◆ Exercise instructions
Please output every line of the material as it stands, without the pictures.
++++ Provided entries ++++
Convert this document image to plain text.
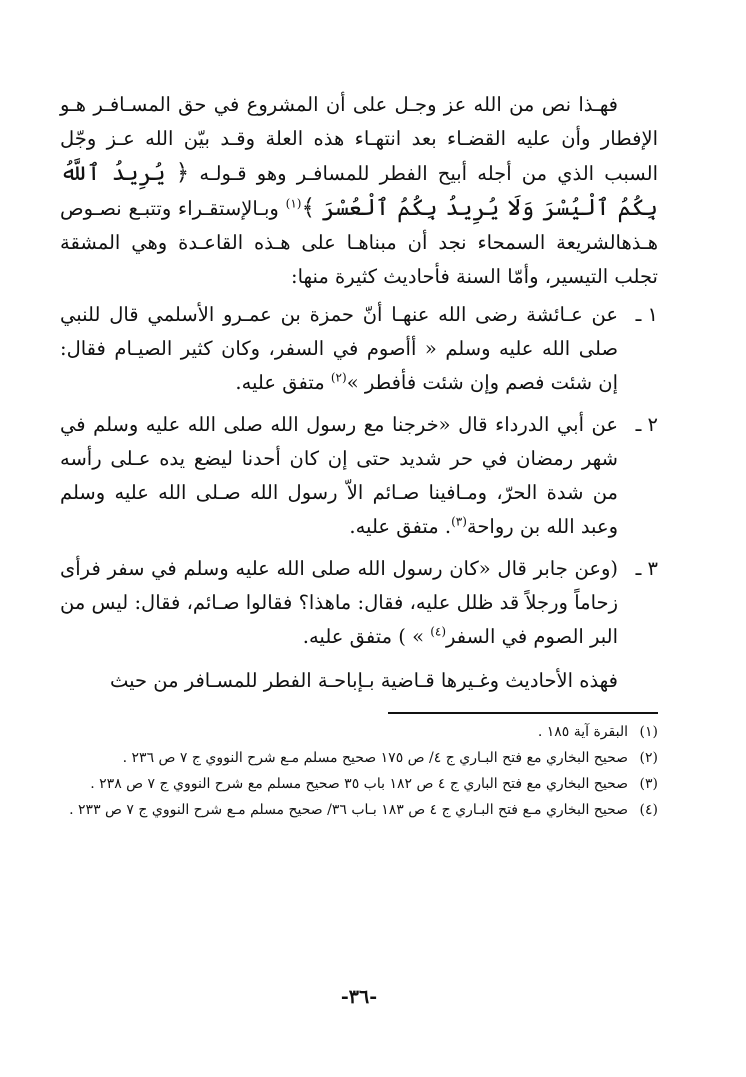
فهـذا نص من الله عز وجـل على أن المشروع في حق المسـافـر هـو الإفطار وأن عليه القضـاء بعد انتهـاء هذه العلة وقـد بيّن الله عـز وجّل السبب الذي من أجله أبيح الفطر للمسافـر وهو قـولـه ﴿ يُرِيدُ ٱللَّهُ بِكُمُ ٱلْيُسْرَ وَلَا يُرِيدُ بِكُمُ ٱلْعُسْرَ ﴾$^{(١)}$ وبـالإستقـراء وتتبـع نصـوص هـذهالشريعة السمحاء نجد أن مبناهـا على هـذه القاعـدة وهي المشقة تجلب التيسير، وأمّا السنة فأحاديث كثيرة منها:

١ ـ
عن عـائشة رضى الله عنهـا أنّ حمزة بن عمـرو الأسلمي قال للنبي صلى الله عليه وسلم « أأصوم في السفر، وكان كثير الصيـام فقال: إن شئت فصم وإن شئت فأفطر »$^{(٢)}$ متفق عليه.
٢ ـ
عن أبي الدرداء قال «خرجنا مع رسول الله صلى الله عليه وسلم في شهر رمضان في حر شديد حتى إن كان أحدنا ليضع يده عـلى رأسه من شدة الحرّ، ومـافينا صـائم الاّ رسول الله صـلى الله عليه وسلم وعبد الله بن رواحة$^{(٣)}$. متفق عليه.
٣ ـ
(وعن جابر قال «كان رسول الله صلى الله عليه وسلم في سفر فرأى زحاماً ورجلاً قد ظلل عليه، فقال: ماهذا؟ فقالوا صـائم، فقال: ليس من البر الصوم في السفر$^{(٤)}$ » ) متفق عليه.

فهذه الأحاديث وغـيرها قـاضية بـإباحـة الفطر للمسـافر من حيث

(١)
البقرة آية ١٨٥ .
(٢)
صحيح البخاري مع فتح البـاري ج ٤/ ص ١٧٥ صحيح مسلم مـع شرح النووي ج ٧ ص ٢٣٦ .
(٣)
صحيح البخاري مع فتح الباري ج ٤ ص ١٨٢ باب ٣٥ صحيح مسلم مع شرح النووي ج ٧ ص ٢٣٨ .
(٤)
صحيح البخاري مـع فتح البـاري ج ٤ ص ١٨٣ بـاب ٣٦/ صحيح مسلم مـع شرح النووي ج ٧ ص ٢٣٣ .
-٣٦-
++++
◆ Solution to this task
Convert this document image to plain text.
فهـذا نص من الله عز وجـل على أن المشروع في حق المسـافـر هـو الإفطار وأن عليه القضـاء بعد انتهـاء هذه العلة وقـد بيّن الله عـز وجّل السبب الذي من أجله أبيح الفطر للمسافـر وهو قـولـه ﴿ يُرِيدُ ٱللَّهُ بِكُمُ ٱلْيُسْرَ وَلَا يُرِيدُ بِكُمُ ٱلْعُسْرَ ﴾$^{(١)}$ وبـالإستقـراء وتتبـع نصـوص هـذهالشريعة السمحاء نجد أن مبناهـا على هـذه القاعـدة وهي المشقة تجلب التيسير، وأمّا السنة فأحاديث كثيرة منها:

١ ـ
عن عـائشة رضى الله عنهـا أنّ حمزة بن عمـرو الأسلمي قال للنبي صلى الله عليه وسلم « أأصوم في السفر، وكان كثير الصيـام فقال: إن شئت فصم وإن شئت فأفطر »$^{(٢)}$ متفق عليه.
٢ ـ
عن أبي الدرداء قال «خرجنا مع رسول الله صلى الله عليه وسلم في شهر رمضان في حر شديد حتى إن كان أحدنا ليضع يده عـلى رأسه من شدة الحرّ، ومـافينا صـائم الاّ رسول الله صـلى الله عليه وسلم وعبد الله بن رواحة$^{(٣)}$. متفق عليه.
٣ ـ
(وعن جابر قال «كان رسول الله صلى الله عليه وسلم في سفر فرأى زحاماً ورجلاً قد ظلل عليه، فقال: ماهذا؟ فقالوا صـائم، فقال: ليس من البر الصوم في السفر$^{(٤)}$ » ) متفق عليه.

فهذه الأحاديث وغـيرها قـاضية بـإباحـة الفطر للمسـافر من حيث

(١)
البقرة آية ١٨٥ .
(٢)
صحيح البخاري مع فتح البـاري ج ٤/ ص ١٧٥ صحيح مسلم مـع شرح النووي ج ٧ ص ٢٣٦ .
(٣)
صحيح البخاري مع فتح الباري ج ٤ ص ١٨٢ باب ٣٥ صحيح مسلم مع شرح النووي ج ٧ ص ٢٣٨ .
(٤)
صحيح البخاري مـع فتح البـاري ج ٤ ص ١٨٣ بـاب ٣٦/ صحيح مسلم مـع شرح النووي ج ٧ ص ٢٣٣ .
-٣٦-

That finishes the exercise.